--- Available records ---

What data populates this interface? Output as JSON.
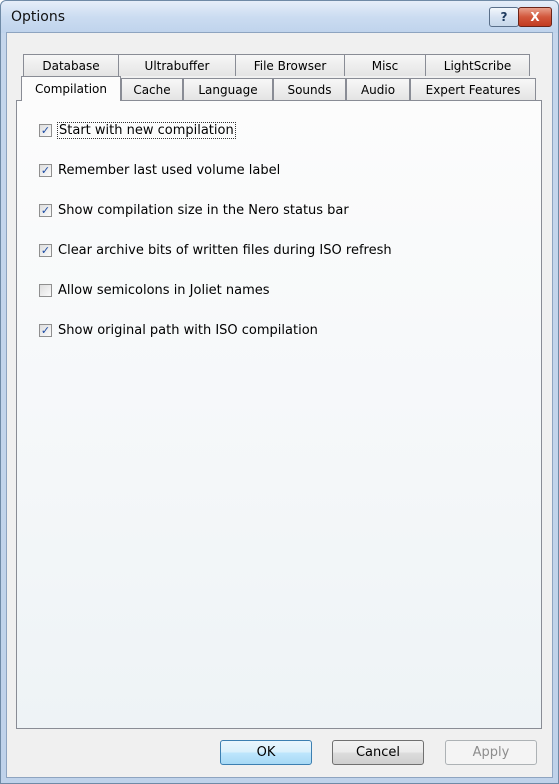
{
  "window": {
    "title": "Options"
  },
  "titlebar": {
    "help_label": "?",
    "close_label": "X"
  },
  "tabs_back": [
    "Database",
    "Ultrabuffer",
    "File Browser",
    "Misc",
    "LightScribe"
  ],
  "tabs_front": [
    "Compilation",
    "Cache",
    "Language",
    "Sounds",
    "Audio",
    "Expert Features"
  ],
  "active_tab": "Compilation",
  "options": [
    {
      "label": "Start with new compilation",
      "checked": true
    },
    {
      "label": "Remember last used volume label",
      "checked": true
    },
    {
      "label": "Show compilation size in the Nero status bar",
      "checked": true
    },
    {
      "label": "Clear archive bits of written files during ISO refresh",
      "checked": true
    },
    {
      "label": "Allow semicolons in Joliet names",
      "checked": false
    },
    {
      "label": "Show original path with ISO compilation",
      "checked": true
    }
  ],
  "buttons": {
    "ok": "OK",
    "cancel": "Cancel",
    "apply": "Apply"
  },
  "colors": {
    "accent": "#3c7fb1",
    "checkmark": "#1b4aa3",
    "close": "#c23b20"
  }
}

---
--- Available records ---

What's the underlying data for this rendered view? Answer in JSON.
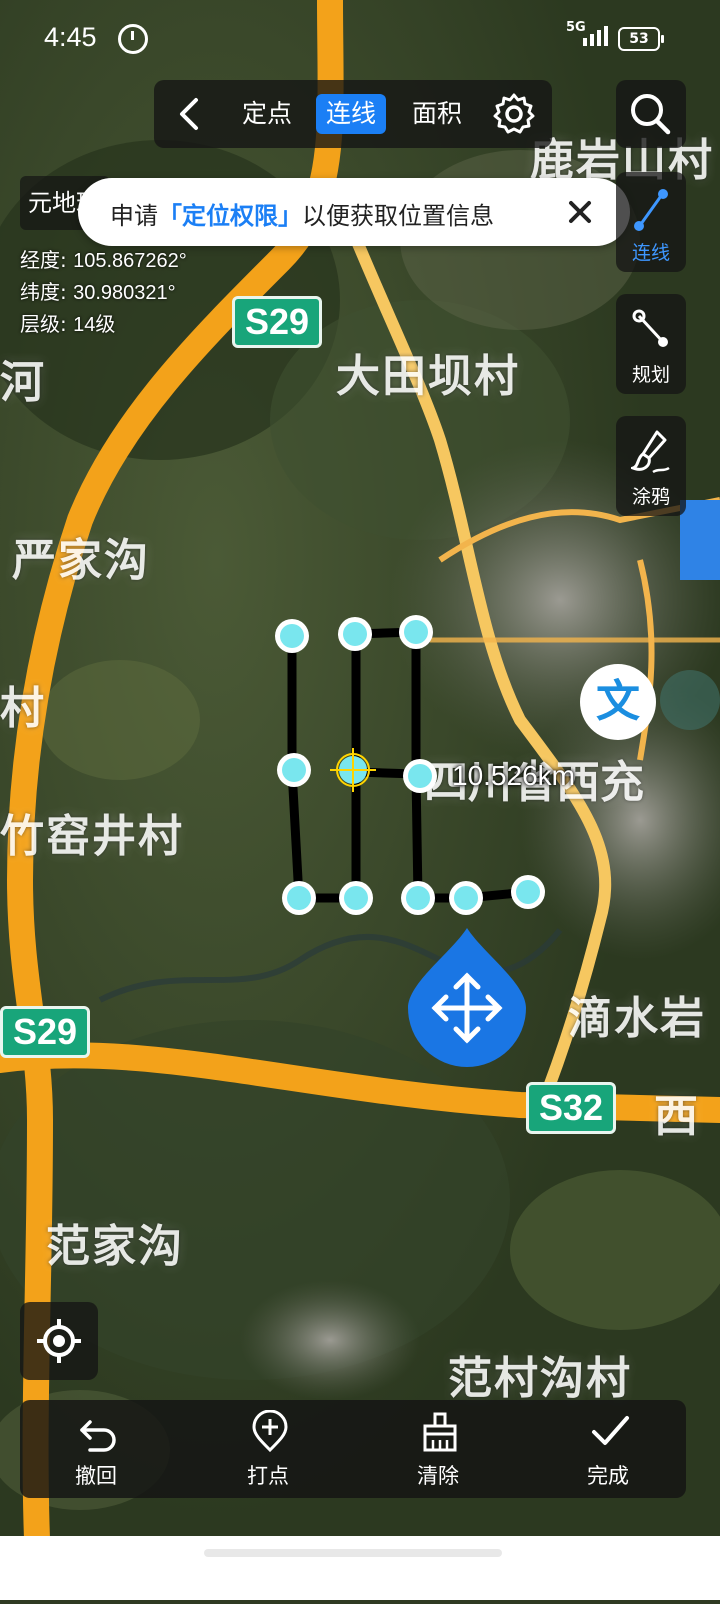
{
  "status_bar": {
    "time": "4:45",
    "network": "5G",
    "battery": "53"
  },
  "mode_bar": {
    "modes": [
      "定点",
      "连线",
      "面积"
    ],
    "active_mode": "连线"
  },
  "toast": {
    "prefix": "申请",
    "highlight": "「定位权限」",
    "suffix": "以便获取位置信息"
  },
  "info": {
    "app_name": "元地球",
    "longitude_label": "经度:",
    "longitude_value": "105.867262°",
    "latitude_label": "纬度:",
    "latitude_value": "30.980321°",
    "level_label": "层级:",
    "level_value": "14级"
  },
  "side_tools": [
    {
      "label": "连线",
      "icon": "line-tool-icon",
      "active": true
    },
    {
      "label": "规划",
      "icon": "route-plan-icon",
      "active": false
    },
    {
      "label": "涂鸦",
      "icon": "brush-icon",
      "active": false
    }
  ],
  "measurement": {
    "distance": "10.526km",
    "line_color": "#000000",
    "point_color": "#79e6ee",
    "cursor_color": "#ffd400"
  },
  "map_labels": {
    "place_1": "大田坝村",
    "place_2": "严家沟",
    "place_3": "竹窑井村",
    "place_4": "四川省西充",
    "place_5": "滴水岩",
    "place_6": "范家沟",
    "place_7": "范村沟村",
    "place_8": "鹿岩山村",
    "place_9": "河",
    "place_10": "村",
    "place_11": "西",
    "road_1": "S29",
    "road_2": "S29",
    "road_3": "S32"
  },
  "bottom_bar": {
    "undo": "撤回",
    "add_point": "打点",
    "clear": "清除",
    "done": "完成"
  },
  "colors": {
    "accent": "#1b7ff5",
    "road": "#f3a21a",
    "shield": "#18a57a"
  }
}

---
--- Available records ---

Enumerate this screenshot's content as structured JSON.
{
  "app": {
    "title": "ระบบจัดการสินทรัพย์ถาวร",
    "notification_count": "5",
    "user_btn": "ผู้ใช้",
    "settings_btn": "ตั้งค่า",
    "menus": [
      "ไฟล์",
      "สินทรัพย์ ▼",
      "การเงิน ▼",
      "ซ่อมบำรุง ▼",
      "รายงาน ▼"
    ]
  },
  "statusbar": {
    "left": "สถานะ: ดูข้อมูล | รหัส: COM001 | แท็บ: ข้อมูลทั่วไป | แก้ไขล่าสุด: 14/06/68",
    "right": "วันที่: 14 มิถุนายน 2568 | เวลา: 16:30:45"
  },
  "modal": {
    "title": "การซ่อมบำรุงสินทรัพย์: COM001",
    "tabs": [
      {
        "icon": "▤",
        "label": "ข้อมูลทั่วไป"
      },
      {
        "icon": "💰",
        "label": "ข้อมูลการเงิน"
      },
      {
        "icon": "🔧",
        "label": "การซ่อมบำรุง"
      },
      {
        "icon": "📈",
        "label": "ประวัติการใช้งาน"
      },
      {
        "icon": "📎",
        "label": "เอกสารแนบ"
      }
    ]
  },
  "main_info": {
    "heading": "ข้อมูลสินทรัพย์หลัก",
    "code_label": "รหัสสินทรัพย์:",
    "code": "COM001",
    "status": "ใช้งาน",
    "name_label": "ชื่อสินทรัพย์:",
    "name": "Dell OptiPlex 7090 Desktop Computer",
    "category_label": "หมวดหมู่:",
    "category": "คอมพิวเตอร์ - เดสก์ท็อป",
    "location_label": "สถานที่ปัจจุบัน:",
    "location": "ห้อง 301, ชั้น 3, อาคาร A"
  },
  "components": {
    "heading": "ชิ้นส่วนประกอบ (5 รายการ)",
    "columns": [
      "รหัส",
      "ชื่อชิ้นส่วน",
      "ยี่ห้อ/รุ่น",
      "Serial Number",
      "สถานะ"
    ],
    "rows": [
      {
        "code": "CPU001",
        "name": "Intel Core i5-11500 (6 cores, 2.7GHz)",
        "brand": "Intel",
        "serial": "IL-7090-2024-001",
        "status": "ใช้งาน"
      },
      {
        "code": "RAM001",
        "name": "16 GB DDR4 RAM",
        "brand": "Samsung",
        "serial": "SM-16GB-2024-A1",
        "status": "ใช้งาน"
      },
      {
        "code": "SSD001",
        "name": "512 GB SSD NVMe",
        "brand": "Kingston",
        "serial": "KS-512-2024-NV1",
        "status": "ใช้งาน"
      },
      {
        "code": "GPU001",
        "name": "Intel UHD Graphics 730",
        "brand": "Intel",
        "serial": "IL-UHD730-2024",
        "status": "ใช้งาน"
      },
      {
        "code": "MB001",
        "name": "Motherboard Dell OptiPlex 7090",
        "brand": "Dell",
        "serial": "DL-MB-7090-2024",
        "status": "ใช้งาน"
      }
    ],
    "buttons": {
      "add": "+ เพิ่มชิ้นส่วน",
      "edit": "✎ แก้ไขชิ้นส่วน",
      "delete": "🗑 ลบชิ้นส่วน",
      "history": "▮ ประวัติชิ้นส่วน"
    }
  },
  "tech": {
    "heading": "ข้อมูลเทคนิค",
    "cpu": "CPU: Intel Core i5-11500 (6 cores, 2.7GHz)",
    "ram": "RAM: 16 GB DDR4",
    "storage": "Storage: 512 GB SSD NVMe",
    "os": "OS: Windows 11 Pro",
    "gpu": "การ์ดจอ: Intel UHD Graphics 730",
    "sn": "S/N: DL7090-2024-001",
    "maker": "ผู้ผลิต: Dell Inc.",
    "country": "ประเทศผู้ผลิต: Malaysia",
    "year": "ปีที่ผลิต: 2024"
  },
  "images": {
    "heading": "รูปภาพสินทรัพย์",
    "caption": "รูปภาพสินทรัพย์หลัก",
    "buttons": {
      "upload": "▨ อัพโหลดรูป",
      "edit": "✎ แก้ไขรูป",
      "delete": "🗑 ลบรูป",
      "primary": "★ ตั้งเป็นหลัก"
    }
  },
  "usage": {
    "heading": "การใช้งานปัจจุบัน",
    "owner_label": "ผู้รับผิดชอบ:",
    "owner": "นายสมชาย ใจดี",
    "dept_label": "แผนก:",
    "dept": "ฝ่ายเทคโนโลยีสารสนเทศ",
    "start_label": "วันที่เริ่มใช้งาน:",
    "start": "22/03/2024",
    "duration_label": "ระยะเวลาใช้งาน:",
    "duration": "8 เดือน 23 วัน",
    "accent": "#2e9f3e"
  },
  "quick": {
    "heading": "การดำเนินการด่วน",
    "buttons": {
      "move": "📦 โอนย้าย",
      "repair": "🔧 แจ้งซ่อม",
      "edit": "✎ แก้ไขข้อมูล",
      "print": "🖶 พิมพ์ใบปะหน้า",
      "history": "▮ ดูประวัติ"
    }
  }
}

---

What is the number of lines above that contain the string "Intel"? Answer with the number alone.

6